**Written exercise**
Copy every line from the records below that holds the word "地方志办公室".

**Stored data**
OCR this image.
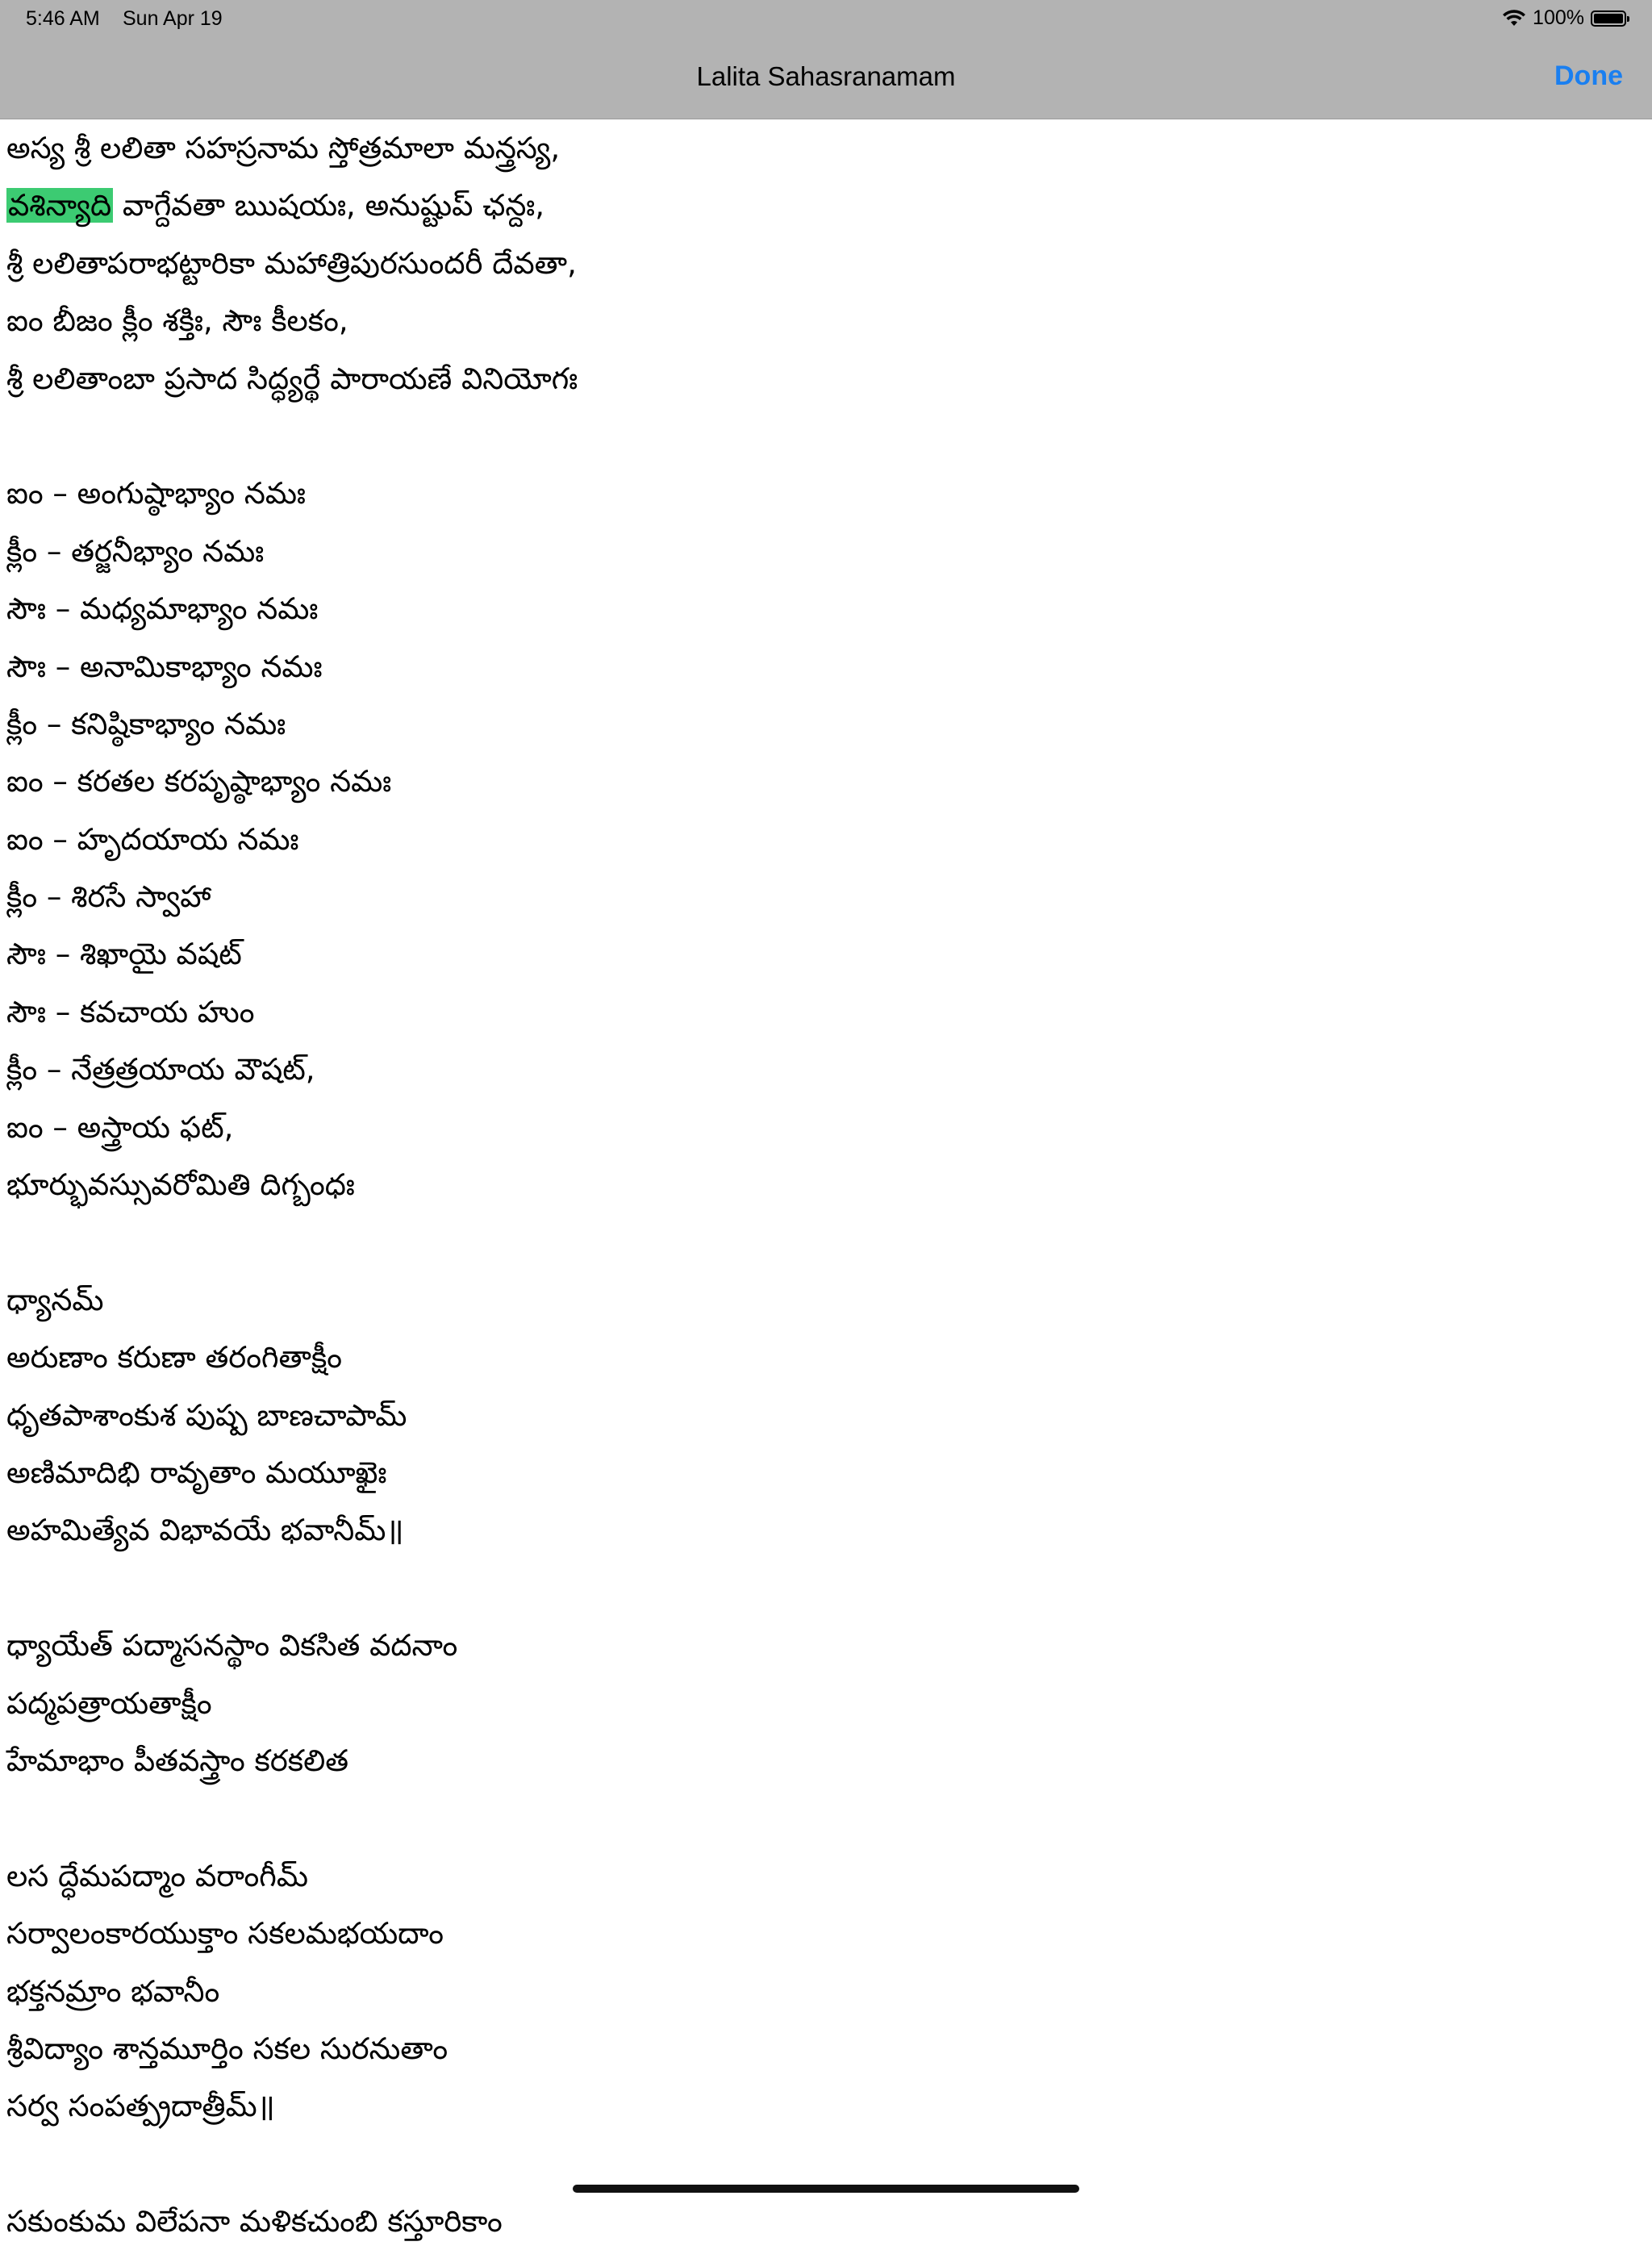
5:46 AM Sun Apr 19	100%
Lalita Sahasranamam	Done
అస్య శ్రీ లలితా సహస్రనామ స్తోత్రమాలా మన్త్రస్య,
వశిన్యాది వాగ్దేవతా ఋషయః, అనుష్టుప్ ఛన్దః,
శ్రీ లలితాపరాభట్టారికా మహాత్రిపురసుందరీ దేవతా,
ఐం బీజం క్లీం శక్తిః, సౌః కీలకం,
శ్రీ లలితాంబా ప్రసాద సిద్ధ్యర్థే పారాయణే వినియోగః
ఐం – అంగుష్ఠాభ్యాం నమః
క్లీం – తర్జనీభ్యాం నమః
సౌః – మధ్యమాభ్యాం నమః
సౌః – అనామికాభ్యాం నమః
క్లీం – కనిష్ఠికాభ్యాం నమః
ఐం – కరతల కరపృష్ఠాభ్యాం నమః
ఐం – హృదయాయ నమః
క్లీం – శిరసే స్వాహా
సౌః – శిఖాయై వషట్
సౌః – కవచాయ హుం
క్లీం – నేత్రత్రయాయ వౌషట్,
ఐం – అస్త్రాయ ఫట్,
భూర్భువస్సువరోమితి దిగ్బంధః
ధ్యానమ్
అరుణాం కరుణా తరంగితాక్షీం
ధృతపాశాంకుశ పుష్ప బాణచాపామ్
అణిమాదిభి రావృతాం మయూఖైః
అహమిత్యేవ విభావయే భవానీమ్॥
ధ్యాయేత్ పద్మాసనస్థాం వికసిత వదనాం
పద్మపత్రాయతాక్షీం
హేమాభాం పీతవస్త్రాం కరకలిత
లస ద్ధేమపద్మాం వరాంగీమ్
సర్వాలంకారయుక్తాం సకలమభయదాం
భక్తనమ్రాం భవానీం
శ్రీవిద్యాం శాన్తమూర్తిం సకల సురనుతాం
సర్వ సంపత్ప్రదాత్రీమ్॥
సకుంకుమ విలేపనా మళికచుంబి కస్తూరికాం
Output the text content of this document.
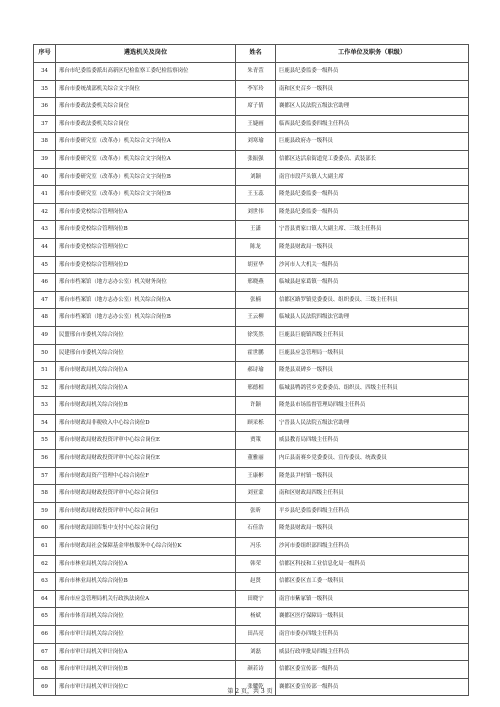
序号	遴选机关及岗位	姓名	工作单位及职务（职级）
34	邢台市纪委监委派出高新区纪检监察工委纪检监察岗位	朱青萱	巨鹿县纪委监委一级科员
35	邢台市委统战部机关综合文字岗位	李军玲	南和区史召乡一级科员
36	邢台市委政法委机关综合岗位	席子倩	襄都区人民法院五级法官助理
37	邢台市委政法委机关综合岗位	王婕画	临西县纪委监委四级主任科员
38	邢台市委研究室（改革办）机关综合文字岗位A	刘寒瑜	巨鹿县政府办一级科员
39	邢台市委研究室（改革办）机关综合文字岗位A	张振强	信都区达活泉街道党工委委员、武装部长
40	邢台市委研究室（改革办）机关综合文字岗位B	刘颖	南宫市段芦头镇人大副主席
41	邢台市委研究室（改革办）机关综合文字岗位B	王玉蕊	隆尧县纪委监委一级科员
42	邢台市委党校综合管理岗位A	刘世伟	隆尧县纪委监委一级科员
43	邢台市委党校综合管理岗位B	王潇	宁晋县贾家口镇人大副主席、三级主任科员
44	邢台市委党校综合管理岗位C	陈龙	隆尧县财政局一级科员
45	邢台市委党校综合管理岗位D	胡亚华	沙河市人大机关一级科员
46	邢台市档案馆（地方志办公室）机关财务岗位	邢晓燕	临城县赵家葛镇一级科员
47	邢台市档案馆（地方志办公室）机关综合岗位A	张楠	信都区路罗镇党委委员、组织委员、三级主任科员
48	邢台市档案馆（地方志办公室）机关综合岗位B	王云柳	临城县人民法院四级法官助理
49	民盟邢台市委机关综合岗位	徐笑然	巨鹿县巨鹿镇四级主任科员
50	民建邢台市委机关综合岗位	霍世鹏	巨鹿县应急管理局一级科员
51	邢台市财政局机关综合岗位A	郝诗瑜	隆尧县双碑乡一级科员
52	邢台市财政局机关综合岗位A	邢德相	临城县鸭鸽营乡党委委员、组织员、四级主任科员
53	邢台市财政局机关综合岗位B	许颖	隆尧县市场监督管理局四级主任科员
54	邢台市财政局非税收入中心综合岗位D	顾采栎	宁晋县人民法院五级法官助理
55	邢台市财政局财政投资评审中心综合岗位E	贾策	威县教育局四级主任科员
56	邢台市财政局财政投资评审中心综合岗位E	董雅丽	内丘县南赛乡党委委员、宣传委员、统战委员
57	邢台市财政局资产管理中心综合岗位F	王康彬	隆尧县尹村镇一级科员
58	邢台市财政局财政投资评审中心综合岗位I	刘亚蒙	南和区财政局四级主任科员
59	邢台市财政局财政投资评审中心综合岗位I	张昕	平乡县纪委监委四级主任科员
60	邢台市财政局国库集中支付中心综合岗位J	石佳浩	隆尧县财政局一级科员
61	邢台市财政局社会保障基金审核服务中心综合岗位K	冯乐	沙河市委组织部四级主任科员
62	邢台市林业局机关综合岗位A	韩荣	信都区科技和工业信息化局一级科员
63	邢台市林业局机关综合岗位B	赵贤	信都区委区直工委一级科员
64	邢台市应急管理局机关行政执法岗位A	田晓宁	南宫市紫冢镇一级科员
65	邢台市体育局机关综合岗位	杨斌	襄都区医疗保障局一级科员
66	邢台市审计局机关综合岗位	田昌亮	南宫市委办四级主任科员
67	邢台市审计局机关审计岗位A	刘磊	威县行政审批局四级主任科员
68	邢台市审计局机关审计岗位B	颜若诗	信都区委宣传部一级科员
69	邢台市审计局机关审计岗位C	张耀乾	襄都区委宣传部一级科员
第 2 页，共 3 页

**Complete answer**
46	邢台市档案馆（地方志办公室）机关财务岗位	邢晓燕	临城县赵家葛镇一级科员
47	邢台市档案馆（地方志办公室）机关综合岗位A	张楠	信都区路罗镇党委委员、组织委员、三级主任科员
48	邢台市档案馆（地方志办公室）机关综合岗位B	王云柳	临城县人民法院四级法官助理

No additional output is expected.